• Input material:
○ ○ ○ ○

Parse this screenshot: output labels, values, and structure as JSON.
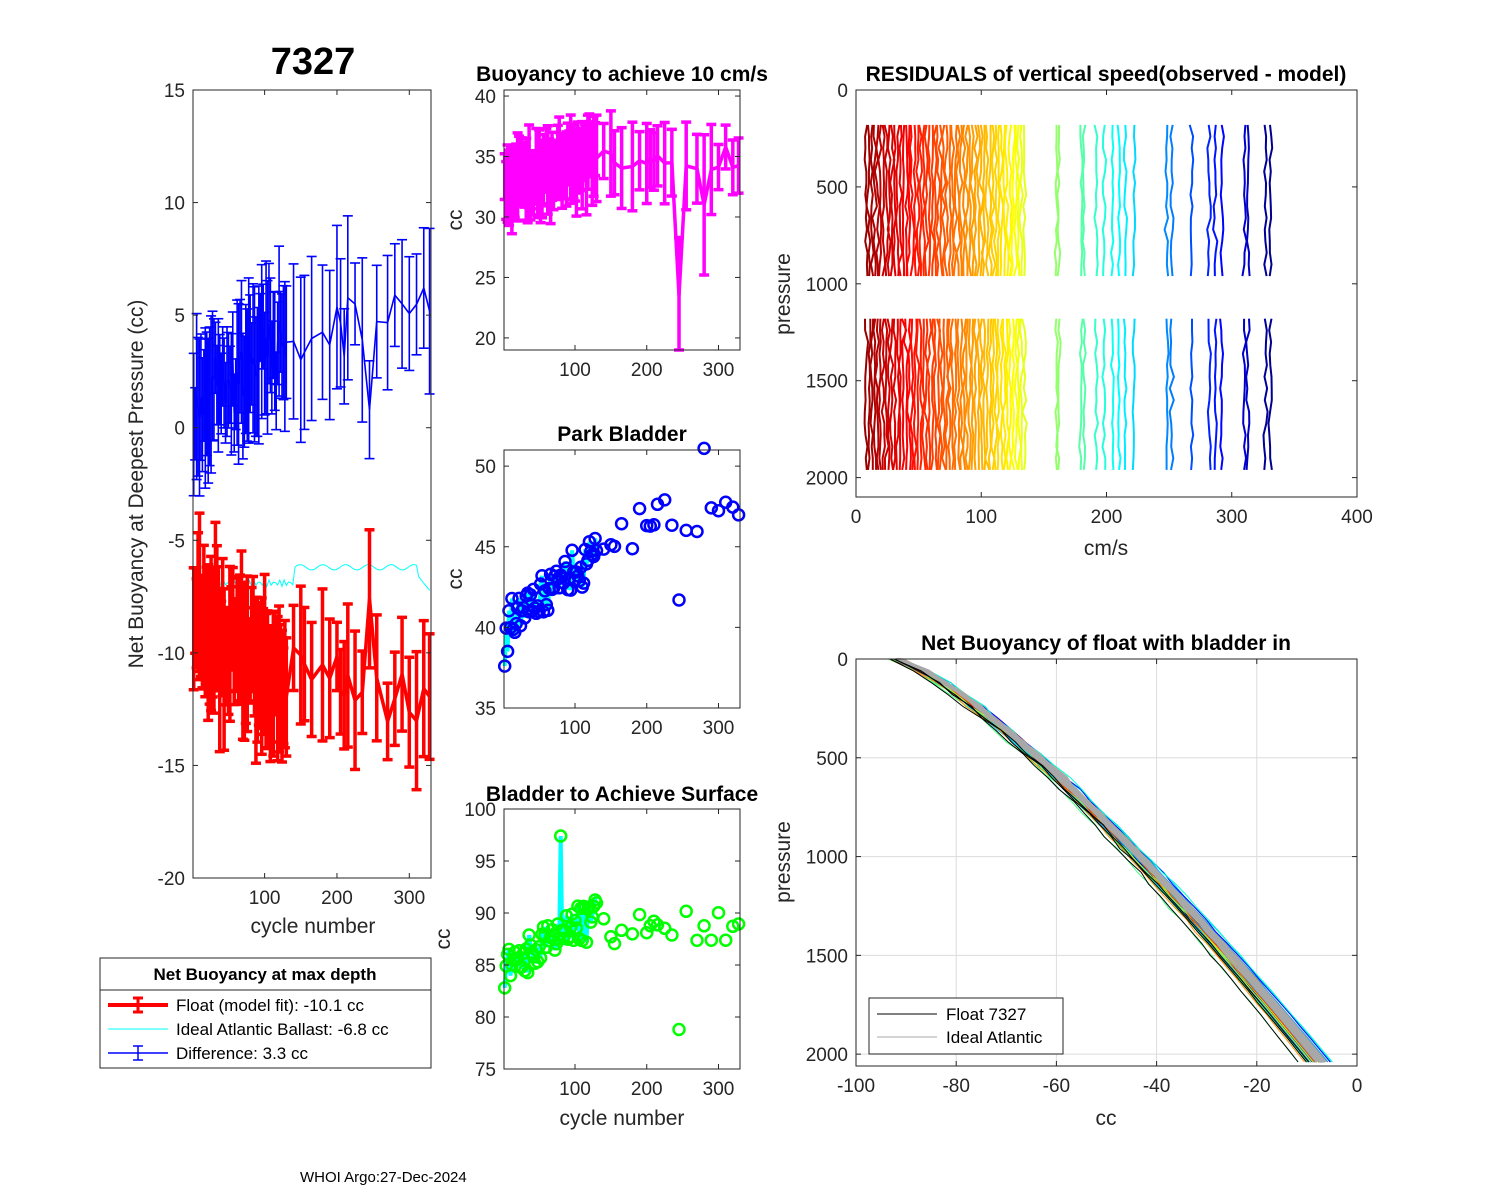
{
  "page": {
    "float_id": "7327",
    "footer": "WHOI Argo:27-Dec-2024"
  },
  "chart_data": [
    {
      "type": "line",
      "id": "net_buoyancy",
      "title": "7327",
      "xlabel": "cycle number",
      "ylabel": "Net Buoyancy at Deepest Pressure (cc)",
      "xlim": [
        1,
        330
      ],
      "ylim": [
        -20,
        15
      ],
      "xticks": [
        100,
        200,
        300
      ],
      "yticks": [
        15,
        10,
        5,
        0,
        -5,
        -10,
        -15,
        -20
      ],
      "series": [
        {
          "name": "Float (model fit): -10.1 cc",
          "color": "#ff0000",
          "style": "errorbar",
          "mean": -10.1
        },
        {
          "name": "Ideal Atlantic Ballast:  -6.8 cc",
          "color": "#00ffff",
          "style": "line",
          "mean": -6.8
        },
        {
          "name": "Difference:   3.3 cc",
          "color": "#0000ff",
          "style": "errorbar",
          "mean": 3.3
        }
      ],
      "legend": {
        "title": "Net Buoyancy at max depth",
        "entries": [
          "Float (model fit): -10.1 cc",
          "Ideal Atlantic Ballast:  -6.8 cc",
          "Difference:   3.3 cc"
        ],
        "placement": "below-plot"
      }
    },
    {
      "type": "scatter",
      "id": "buoyancy_10cms",
      "title": "Buoyancy to achieve 10 cm/s",
      "ylabel": "cc",
      "xlim": [
        1,
        330
      ],
      "ylim": [
        19,
        40.5
      ],
      "xticks": [
        100,
        200,
        300
      ],
      "yticks": [
        40,
        35,
        30,
        25,
        20
      ],
      "series": [
        {
          "name": "buoyancy",
          "color": "#ff00ff",
          "style": "errorbar"
        }
      ]
    },
    {
      "type": "scatter",
      "id": "park_bladder",
      "title": "Park Bladder",
      "ylabel": "cc",
      "xlim": [
        1,
        330
      ],
      "ylim": [
        35,
        51
      ],
      "xticks": [
        100,
        200,
        300
      ],
      "yticks": [
        50,
        45,
        40,
        35
      ],
      "series": [
        {
          "name": "park",
          "color": "#0000ff",
          "line_color": "#00ffff"
        }
      ]
    },
    {
      "type": "scatter",
      "id": "bladder_surface",
      "title": "Bladder to Achieve Surface",
      "xlabel": "cycle number",
      "ylabel": "cc",
      "xlim": [
        1,
        330
      ],
      "ylim": [
        75,
        100
      ],
      "xticks": [
        100,
        200,
        300
      ],
      "yticks": [
        100,
        95,
        90,
        85,
        80,
        75
      ],
      "series": [
        {
          "name": "surface",
          "color": "#00ff00",
          "line_color": "#00ffff"
        }
      ]
    },
    {
      "type": "line",
      "id": "residuals",
      "title": "RESIDUALS of vertical speed(observed - model)",
      "xlabel": "cm/s",
      "ylabel": "pressure",
      "xlim": [
        0,
        400
      ],
      "ylim": [
        2100,
        0
      ],
      "xticks": [
        0,
        100,
        200,
        300,
        400
      ],
      "yticks": [
        0,
        500,
        1000,
        1500,
        2000
      ],
      "profile_offsets": [
        8,
        30,
        55,
        80,
        100,
        120,
        140,
        160,
        180,
        200,
        210,
        220,
        250,
        270,
        285,
        310,
        330
      ]
    },
    {
      "type": "line",
      "id": "net_buoyancy_profile",
      "title": "Net Buoyancy of float with bladder in",
      "xlabel": "cc",
      "ylabel": "pressure",
      "xlim": [
        -100,
        0
      ],
      "ylim": [
        2060,
        0
      ],
      "xticks": [
        -100,
        -80,
        -60,
        -40,
        -20,
        0
      ],
      "yticks": [
        0,
        500,
        1000,
        1500,
        2000
      ],
      "grid": true,
      "legend": {
        "entries": [
          "Float 7327",
          "Ideal Atlantic"
        ],
        "placement": "bottom-left"
      }
    }
  ]
}
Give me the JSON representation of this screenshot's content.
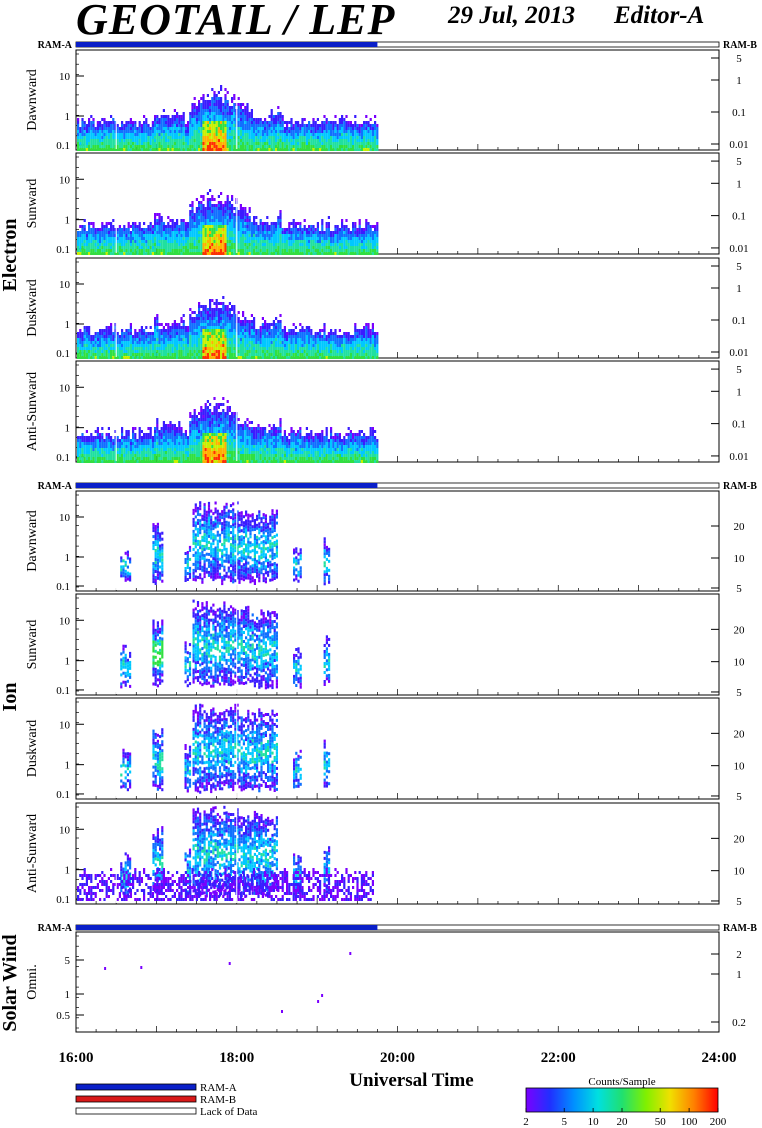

○ ○ ○ ○

• The request: Whichever lines contain the string "JSON", select and copy them.

• Result for this task:
Parse this screenshot: output labels, values, and structure as JSON.
Give me the JSON representation of this screenshot's content.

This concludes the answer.